(Instructions to follow):
Copy each line in which the string "some" occurs.
** start Listed records **
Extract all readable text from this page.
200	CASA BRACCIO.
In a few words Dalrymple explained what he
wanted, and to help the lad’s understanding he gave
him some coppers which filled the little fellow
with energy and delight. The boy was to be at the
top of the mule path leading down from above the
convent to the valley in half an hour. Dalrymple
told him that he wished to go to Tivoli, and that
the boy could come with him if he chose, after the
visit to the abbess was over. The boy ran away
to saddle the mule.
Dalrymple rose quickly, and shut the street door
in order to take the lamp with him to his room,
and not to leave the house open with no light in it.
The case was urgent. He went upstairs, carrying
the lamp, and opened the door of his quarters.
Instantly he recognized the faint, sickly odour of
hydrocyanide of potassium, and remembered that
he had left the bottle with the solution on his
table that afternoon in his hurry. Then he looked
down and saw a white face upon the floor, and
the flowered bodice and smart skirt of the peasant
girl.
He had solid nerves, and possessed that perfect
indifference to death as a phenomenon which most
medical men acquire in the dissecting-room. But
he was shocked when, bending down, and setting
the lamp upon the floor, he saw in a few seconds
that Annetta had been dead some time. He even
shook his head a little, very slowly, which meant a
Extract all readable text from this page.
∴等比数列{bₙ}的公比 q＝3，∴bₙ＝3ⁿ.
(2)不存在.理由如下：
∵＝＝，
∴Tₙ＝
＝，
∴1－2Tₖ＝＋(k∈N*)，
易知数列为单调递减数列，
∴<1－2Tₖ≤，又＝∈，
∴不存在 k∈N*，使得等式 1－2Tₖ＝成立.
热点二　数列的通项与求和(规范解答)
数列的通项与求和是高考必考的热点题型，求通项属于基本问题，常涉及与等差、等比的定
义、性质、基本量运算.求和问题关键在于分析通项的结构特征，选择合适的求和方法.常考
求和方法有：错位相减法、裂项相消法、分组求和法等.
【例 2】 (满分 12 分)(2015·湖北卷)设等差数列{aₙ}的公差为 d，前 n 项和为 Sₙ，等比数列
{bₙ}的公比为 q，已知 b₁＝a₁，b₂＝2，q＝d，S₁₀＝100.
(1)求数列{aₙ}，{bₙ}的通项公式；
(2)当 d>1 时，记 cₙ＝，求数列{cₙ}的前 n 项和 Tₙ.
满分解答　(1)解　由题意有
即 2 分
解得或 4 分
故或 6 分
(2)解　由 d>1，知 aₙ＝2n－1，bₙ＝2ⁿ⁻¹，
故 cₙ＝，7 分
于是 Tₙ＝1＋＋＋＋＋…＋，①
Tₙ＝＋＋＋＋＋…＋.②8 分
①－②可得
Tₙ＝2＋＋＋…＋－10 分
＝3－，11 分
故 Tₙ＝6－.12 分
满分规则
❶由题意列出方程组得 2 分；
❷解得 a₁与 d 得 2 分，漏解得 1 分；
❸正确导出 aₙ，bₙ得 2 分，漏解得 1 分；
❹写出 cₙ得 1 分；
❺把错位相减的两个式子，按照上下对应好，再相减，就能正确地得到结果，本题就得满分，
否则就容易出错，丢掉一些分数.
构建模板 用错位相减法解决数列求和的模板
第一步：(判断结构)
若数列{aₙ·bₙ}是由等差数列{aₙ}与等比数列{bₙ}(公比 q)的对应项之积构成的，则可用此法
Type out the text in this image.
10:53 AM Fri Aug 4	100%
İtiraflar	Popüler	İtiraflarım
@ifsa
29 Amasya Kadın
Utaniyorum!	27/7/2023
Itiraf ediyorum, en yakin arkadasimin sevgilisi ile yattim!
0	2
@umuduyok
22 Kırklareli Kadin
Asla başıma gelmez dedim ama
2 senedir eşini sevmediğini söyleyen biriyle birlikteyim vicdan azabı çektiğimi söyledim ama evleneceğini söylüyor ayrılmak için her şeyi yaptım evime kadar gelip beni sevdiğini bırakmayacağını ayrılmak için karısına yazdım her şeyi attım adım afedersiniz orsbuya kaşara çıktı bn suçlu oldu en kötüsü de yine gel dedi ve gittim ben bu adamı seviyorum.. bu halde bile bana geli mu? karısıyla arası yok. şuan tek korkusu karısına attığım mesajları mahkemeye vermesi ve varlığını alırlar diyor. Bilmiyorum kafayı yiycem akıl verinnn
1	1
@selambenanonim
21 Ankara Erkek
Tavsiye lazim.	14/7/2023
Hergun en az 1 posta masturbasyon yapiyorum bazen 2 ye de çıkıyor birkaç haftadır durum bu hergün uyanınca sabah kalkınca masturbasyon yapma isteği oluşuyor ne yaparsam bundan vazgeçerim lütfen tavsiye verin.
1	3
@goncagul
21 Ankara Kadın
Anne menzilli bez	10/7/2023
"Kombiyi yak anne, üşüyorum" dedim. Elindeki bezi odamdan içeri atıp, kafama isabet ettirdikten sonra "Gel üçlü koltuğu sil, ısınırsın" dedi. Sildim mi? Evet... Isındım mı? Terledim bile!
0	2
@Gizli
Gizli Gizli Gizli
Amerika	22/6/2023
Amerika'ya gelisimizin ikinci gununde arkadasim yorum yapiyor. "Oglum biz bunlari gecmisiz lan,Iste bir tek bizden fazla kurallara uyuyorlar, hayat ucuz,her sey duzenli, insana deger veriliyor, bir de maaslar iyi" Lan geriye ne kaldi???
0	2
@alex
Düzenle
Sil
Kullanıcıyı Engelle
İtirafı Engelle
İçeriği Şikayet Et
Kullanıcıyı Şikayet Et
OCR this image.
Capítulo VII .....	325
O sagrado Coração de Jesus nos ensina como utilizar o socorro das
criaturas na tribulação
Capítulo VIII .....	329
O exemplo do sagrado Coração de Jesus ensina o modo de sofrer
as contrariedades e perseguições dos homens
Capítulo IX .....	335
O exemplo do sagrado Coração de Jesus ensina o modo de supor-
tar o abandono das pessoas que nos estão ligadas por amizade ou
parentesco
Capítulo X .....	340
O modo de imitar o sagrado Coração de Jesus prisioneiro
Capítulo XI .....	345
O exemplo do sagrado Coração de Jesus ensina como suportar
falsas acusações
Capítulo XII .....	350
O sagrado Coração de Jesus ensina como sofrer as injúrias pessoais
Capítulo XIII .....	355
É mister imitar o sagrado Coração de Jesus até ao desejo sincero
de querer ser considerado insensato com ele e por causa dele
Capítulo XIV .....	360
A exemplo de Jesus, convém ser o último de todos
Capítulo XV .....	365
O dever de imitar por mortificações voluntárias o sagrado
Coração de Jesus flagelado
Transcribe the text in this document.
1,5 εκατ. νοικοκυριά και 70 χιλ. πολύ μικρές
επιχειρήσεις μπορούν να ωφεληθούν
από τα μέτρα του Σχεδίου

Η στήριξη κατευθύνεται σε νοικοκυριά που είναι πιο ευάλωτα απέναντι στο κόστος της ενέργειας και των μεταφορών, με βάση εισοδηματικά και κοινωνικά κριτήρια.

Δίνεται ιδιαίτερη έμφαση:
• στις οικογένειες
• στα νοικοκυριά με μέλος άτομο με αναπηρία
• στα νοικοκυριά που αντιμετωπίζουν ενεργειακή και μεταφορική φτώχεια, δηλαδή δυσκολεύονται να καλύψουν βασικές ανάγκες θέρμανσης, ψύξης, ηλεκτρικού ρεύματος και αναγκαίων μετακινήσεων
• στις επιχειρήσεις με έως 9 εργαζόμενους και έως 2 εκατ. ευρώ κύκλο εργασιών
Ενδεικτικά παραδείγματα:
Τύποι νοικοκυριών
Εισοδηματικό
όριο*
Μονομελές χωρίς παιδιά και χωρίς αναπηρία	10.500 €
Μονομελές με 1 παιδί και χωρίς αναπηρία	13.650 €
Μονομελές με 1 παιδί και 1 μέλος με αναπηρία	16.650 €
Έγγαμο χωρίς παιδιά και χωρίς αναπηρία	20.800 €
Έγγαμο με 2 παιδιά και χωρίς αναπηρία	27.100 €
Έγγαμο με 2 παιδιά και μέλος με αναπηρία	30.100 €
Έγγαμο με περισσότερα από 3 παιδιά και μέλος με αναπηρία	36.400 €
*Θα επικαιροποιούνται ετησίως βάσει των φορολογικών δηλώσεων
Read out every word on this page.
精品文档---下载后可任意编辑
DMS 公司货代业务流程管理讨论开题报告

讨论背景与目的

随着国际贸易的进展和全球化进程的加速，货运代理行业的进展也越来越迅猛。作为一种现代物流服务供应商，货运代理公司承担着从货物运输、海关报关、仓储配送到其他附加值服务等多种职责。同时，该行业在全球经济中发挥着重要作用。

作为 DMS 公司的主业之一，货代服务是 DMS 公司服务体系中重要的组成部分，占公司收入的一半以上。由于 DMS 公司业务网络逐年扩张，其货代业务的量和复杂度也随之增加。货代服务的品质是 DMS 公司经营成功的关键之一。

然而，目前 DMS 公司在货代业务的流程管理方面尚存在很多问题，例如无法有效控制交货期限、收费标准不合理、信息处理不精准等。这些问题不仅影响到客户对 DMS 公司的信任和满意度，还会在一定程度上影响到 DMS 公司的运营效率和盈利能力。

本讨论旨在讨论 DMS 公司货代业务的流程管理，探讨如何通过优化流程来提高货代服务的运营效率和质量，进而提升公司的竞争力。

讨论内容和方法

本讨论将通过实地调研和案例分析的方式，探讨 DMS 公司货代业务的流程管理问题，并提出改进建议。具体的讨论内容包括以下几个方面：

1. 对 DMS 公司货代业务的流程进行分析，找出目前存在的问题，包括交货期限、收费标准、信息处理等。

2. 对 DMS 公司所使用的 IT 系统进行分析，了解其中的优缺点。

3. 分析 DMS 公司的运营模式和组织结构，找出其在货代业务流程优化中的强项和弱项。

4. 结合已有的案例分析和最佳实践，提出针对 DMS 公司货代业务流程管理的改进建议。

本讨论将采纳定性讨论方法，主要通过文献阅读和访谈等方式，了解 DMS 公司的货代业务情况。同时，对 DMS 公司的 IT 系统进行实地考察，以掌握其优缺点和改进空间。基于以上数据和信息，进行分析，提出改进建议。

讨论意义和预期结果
** end Listed records **
(Solved exercise):
him some coppers which filled the little fellow
that Annetta had been dead some time. He even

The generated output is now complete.